*Brief*. Only the pictures are omitted; repeat all other data exactly.

——————

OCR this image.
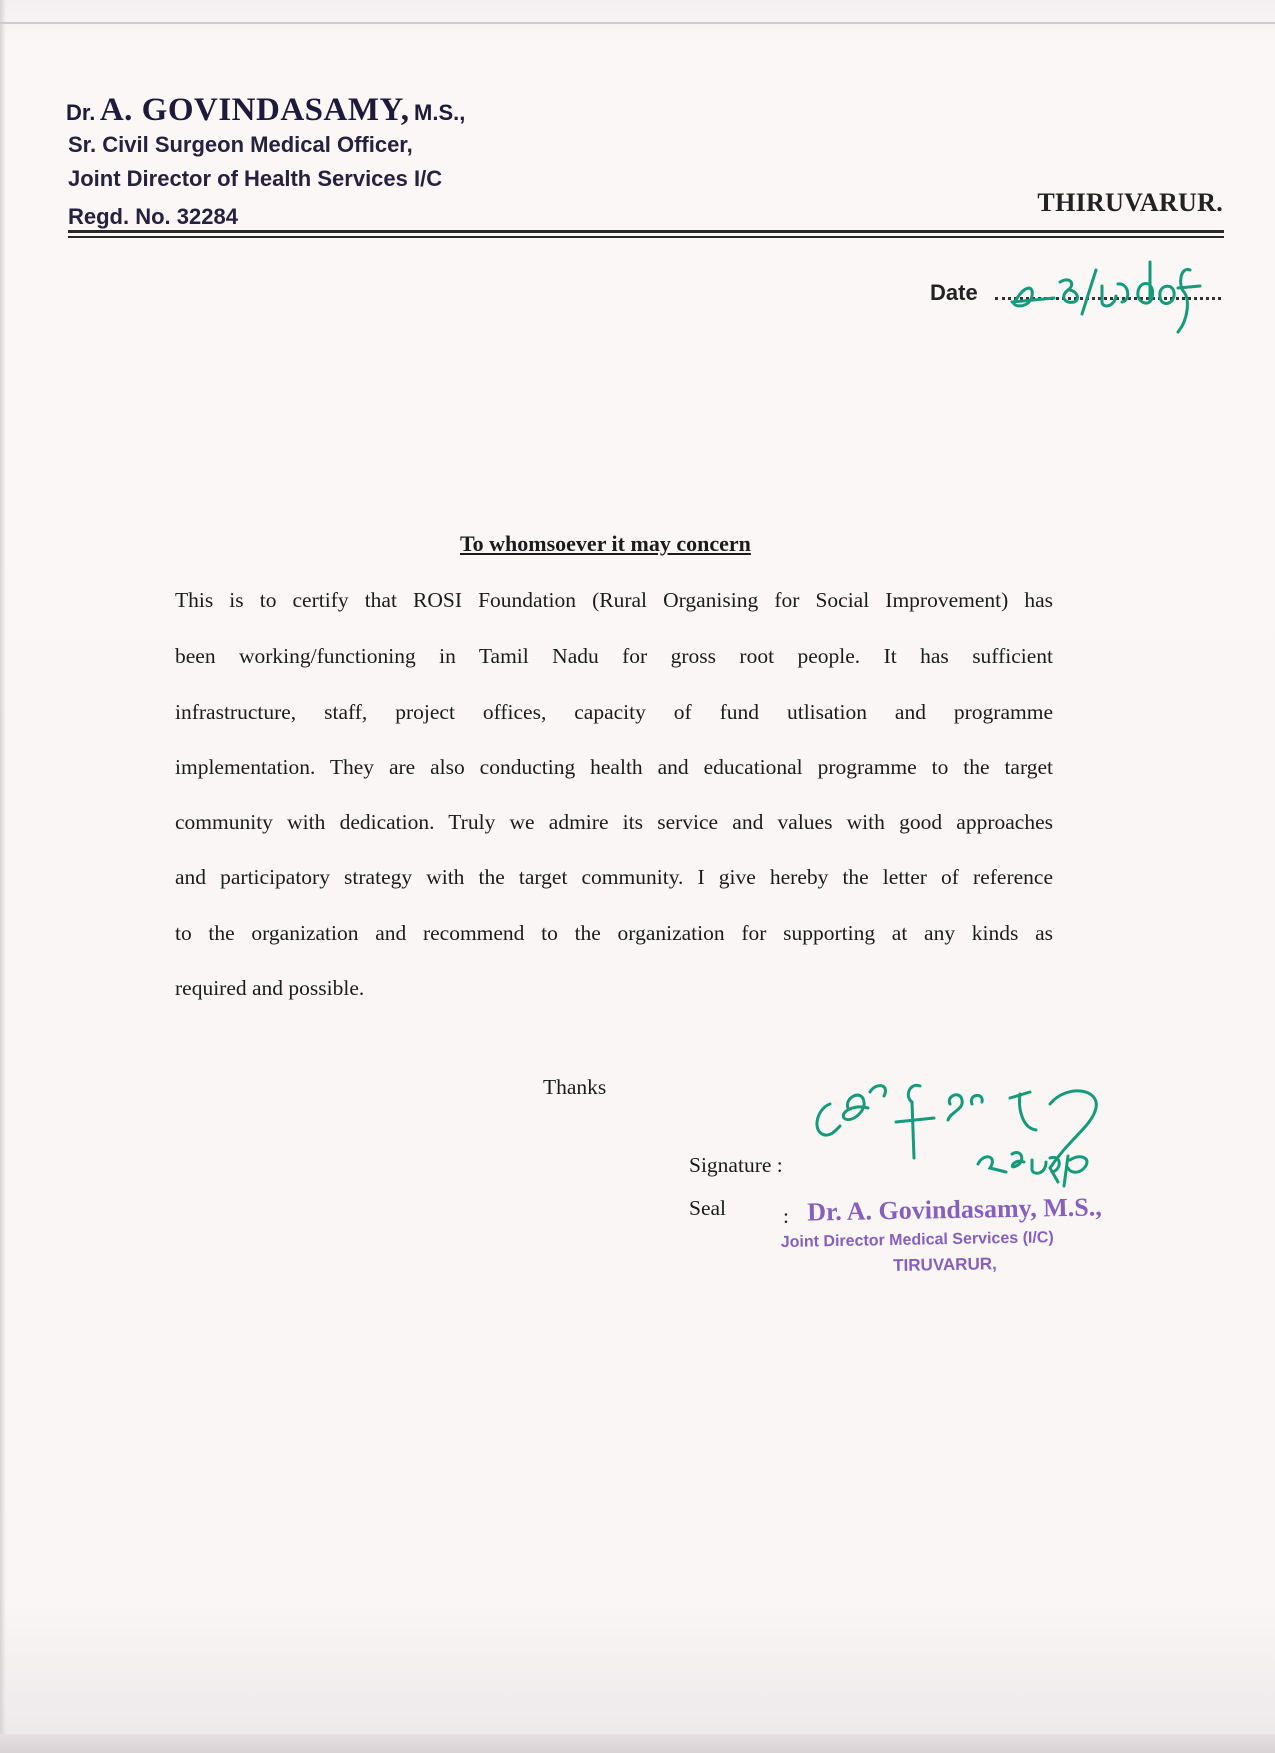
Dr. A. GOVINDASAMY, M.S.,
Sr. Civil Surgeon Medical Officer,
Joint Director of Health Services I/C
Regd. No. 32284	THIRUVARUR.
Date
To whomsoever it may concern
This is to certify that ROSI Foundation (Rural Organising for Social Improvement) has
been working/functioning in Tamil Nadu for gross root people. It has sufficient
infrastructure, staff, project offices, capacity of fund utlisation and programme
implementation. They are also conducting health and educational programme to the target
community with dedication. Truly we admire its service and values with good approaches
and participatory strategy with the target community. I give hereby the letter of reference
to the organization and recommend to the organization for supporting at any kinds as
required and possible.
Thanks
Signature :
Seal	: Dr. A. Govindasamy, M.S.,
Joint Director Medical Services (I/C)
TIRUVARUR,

——————

*The solution*.
OCR this image.
Dr. A. GOVINDASAMY, M.S.,
Sr. Civil Surgeon Medical Officer,
Joint Director of Health Services I/C
Regd. No. 32284	THIRUVARUR.
Date
To whomsoever it may concern
This is to certify that ROSI Foundation (Rural Organising for Social Improvement) has
been working/functioning in Tamil Nadu for gross root people. It has sufficient
infrastructure, staff, project offices, capacity of fund utlisation and programme
implementation. They are also conducting health and educational programme to the target
community with dedication. Truly we admire its service and values with good approaches
and participatory strategy with the target community. I give hereby the letter of reference
to the organization and recommend to the organization for supporting at any kinds as
required and possible.
Thanks
Signature :
Seal	: Dr. A. Govindasamy, M.S.,
Joint Director Medical Services (I/C)
TIRUVARUR,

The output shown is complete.